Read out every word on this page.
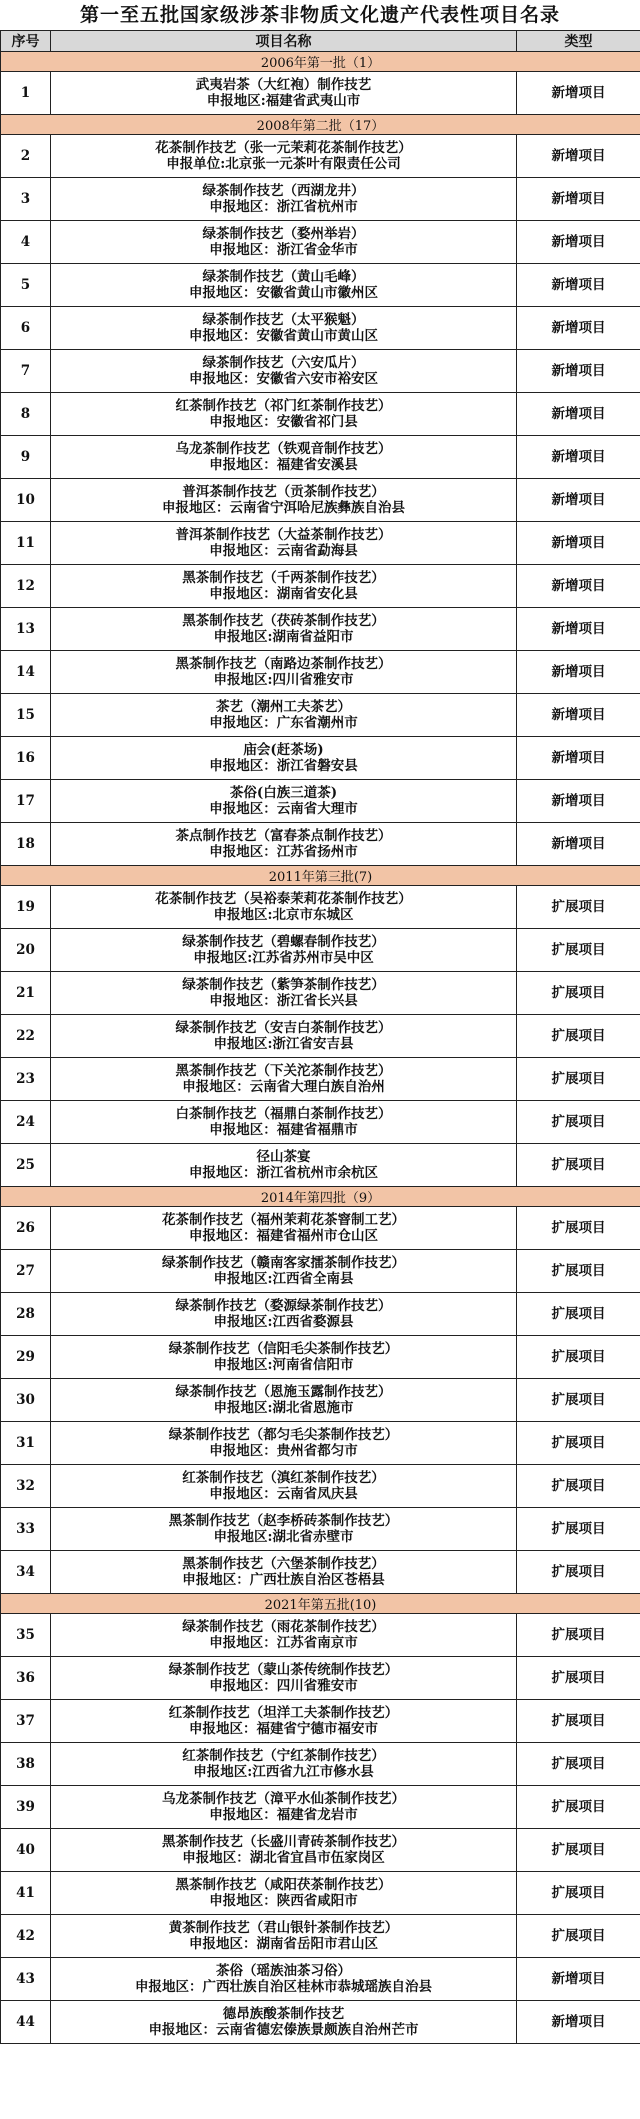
第一至五批国家级涉茶非物质文化遗产代表性项目名录
序号	项目名称	类型
2006年第一批（1）		
1	武夷岩茶（大红袍）制作技艺
申报地区:福建省武夷山市	新增项目
2008年第二批（17）		
2	花茶制作技艺（张一元茉莉花茶制作技艺）
申报单位:北京张一元茶叶有限责任公司	新增项目
3	绿茶制作技艺（西湖龙井）
申报地区：浙江省杭州市	新增项目
4	绿茶制作技艺（婺州举岩）
申报地区：浙江省金华市	新增项目
5	绿茶制作技艺（黄山毛峰）
申报地区：安徽省黄山市徽州区	新增项目
6	绿茶制作技艺（太平猴魁）
申报地区：安徽省黄山市黄山区	新增项目
7	绿茶制作技艺（六安瓜片）
申报地区：安徽省六安市裕安区	新增项目
8	红茶制作技艺（祁门红茶制作技艺）
申报地区：安徽省祁门县	新增项目
9	乌龙茶制作技艺（铁观音制作技艺）
申报地区：福建省安溪县	新增项目
10	普洱茶制作技艺（贡茶制作技艺）
申报地区：云南省宁洱哈尼族彝族自治县	新增项目
11	普洱茶制作技艺（大益茶制作技艺）
申报地区：云南省勐海县	新增项目
12	黑茶制作技艺（千两茶制作技艺）
申报地区：湖南省安化县	新增项目
13	黑茶制作技艺（茯砖茶制作技艺）
申报地区:湖南省益阳市	新增项目
14	黑茶制作技艺（南路边茶制作技艺）
申报地区:四川省雅安市	新增项目
15	茶艺（潮州工夫茶艺）
申报地区：广东省潮州市	新增项目
16	庙会(赶茶场)
申报地区：浙江省磐安县	新增项目
17	茶俗(白族三道茶)
申报地区：云南省大理市	新增项目
18	茶点制作技艺（富春茶点制作技艺）
申报地区：江苏省扬州市	新增项目
2011年第三批(7)		
19	花茶制作技艺（吴裕泰茉莉花茶制作技艺）
申报地区:北京市东城区	扩展项目
20	绿茶制作技艺（碧螺春制作技艺）
申报地区:江苏省苏州市吴中区	扩展项目
21	绿茶制作技艺（紫笋茶制作技艺）
申报地区：浙江省长兴县	扩展项目
22	绿茶制作技艺（安吉白茶制作技艺）
申报地区:浙江省安吉县	扩展项目
23	黑茶制作技艺（下关沱茶制作技艺）
申报地区：云南省大理白族自治州	扩展项目
24	白茶制作技艺（福鼎白茶制作技艺）
申报地区：福建省福鼎市	扩展项目
25	径山茶宴
申报地区：浙江省杭州市余杭区	扩展项目
2014年第四批（9）		
26	花茶制作技艺（福州茉莉花茶窨制工艺）
申报地区：福建省福州市仓山区	扩展项目
27	绿茶制作技艺（赣南客家擂茶制作技艺）
申报地区:江西省全南县	扩展项目
28	绿茶制作技艺（婺源绿茶制作技艺）
申报地区:江西省婺源县	扩展项目
29	绿茶制作技艺（信阳毛尖茶制作技艺）
申报地区:河南省信阳市	扩展项目
30	绿茶制作技艺（恩施玉露制作技艺）
申报地区:湖北省恩施市	扩展项目
31	绿茶制作技艺（都匀毛尖茶制作技艺）
申报地区：贵州省都匀市	扩展项目
32	红茶制作技艺（滇红茶制作技艺）
申报地区：云南省凤庆县	扩展项目
33	黑茶制作技艺（赵李桥砖茶制作技艺）
申报地区:湖北省赤壁市	扩展项目
34	黑茶制作技艺（六堡茶制作技艺）
申报地区：广西壮族自治区苍梧县	扩展项目
2021年第五批(10)		
35	绿茶制作技艺（雨花茶制作技艺）
申报地区：江苏省南京市	扩展项目
36	绿茶制作技艺（蒙山茶传统制作技艺）
申报地区：四川省雅安市	扩展项目
37	红茶制作技艺（坦洋工夫茶制作技艺）
申报地区：福建省宁德市福安市	扩展项目
38	红茶制作技艺（宁红茶制作技艺）
申报地区:江西省九江市修水县	扩展项目
39	乌龙茶制作技艺（漳平水仙茶制作技艺）
申报地区：福建省龙岩市	扩展项目
40	黑茶制作技艺（长盛川青砖茶制作技艺）
申报地区：湖北省宜昌市伍家岗区	扩展项目
41	黑茶制作技艺（咸阳茯茶制作技艺）
申报地区：陕西省咸阳市	扩展项目
42	黄茶制作技艺（君山银针茶制作技艺）
申报地区：湖南省岳阳市君山区	扩展项目
43	茶俗（瑶族油茶习俗）
申报地区：广西壮族自治区桂林市恭城瑶族自治县	新增项目
44	德昂族酸茶制作技艺
申报地区：云南省德宏傣族景颇族自治州芒市	新增项目
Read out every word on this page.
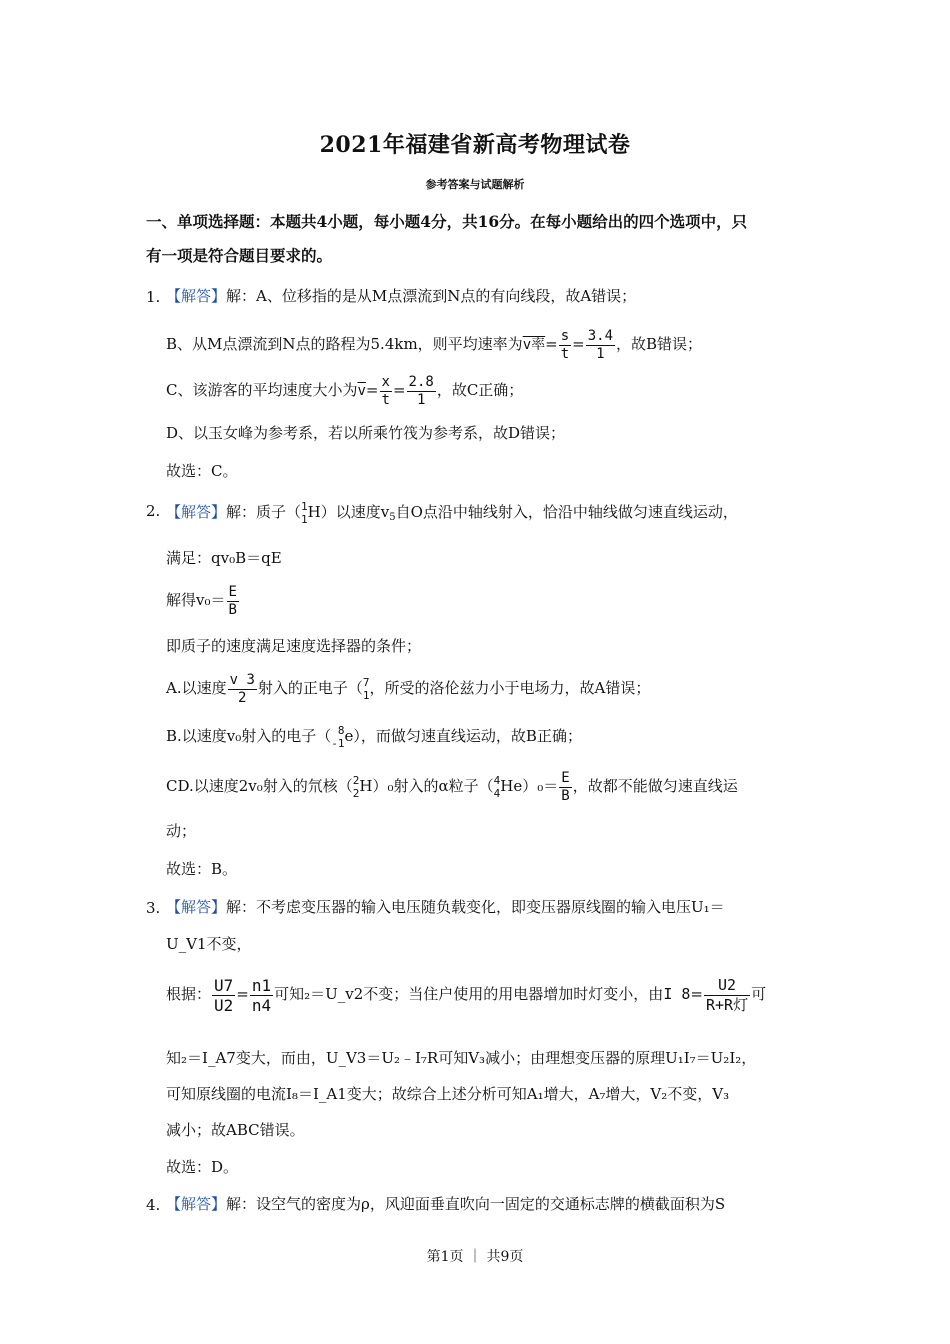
2021年福建省新高考物理试卷
参考答案与试题解析
一、单项选择题：本题共4小题，每小题4分，共16分。在每小题给出的四个选项中，只
有一项是符合题目要求的。
1. 【解答】解：A、位移指的是从M点漂流到N点的有向线段，故A错误；
B、从M点漂流到N点的路程为5.4km，则平均速率为v率= $\frac{s}{t} = \frac{3.4}{1}$ ，故B错误；
C、该游客的平均速度大小为$\overline{v}= \frac{x}{t} = \frac{2.8}{1}$ ，故C正确；
D、以玉女峰为参考系，若以所乘竹筏为参考系，故D错误；
故选：C。
2. 【解答】解：质子（ 1
1 H）以速度$v_5$自O点沿中轴线射入，恰沿中轴线做匀速直线运动，
满足：qv₀B＝qE
解得$v_0= \frac{E}{B}$
即质子的速度满足速度选择器的条件；
A.以速度 $\frac{v 3}{2}$ 射入的正电子（ 7
1 ，所受的洛伦兹力小于电场力，故A错误；
B.以速度v₀射入的电子（ 8
-1 e），而做匀速直线运动，故B正确；
CD.以速度2v₀射入的氘核（ 2
2 H）₀射入的α粒子（ 4
4 $He)_0= \frac{E}{B}$ ，故都不能做匀速直线运
动；
故选：B。
3. 【解答】解：不考虑变压器的输入电压随负载变化，即变压器原线圈的输入电压U₁＝
U_V1不变，
根据： $\frac{U7}{U2} = \frac{n1}{n4}$ 可知₂＝U_v2不变；当住户使用的用电器增加时灯变小，由I $8= \frac{U2}{\text{R+R灯}}$ 可
知₂＝I_A7变大，而由，U_V3＝U₂﹣I₇R可知V₃减小；由理想变压器的原理U₁I₇＝U₂I₂，
可知原线圈的电流I₈＝I_A1变大；故综合上述分析可知A₁增大，A₇增大，V₂不变，V₃
减小；故ABC错误。
故选：D。
4. 【解答】解：设空气的密度为ρ，风迎面垂直吹向一固定的交通标志牌的横截面积为S
第1页 ｜ 共9页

* **What is asked**
All lines holding the word "黑茶制作技艺" should be picked out and copied.

* **The reply**
12	黑茶制作技艺（千两茶制作技艺）
13	黑茶制作技艺（茯砖茶制作技艺）
14	黑茶制作技艺（南路边茶制作技艺）
23	黑茶制作技艺（下关沱茶制作技艺）
33	黑茶制作技艺（赵李桥砖茶制作技艺）
34	黑茶制作技艺（六堡茶制作技艺）
40	黑茶制作技艺（长盛川青砖茶制作技艺）
41	黑茶制作技艺（咸阳茯茶制作技艺）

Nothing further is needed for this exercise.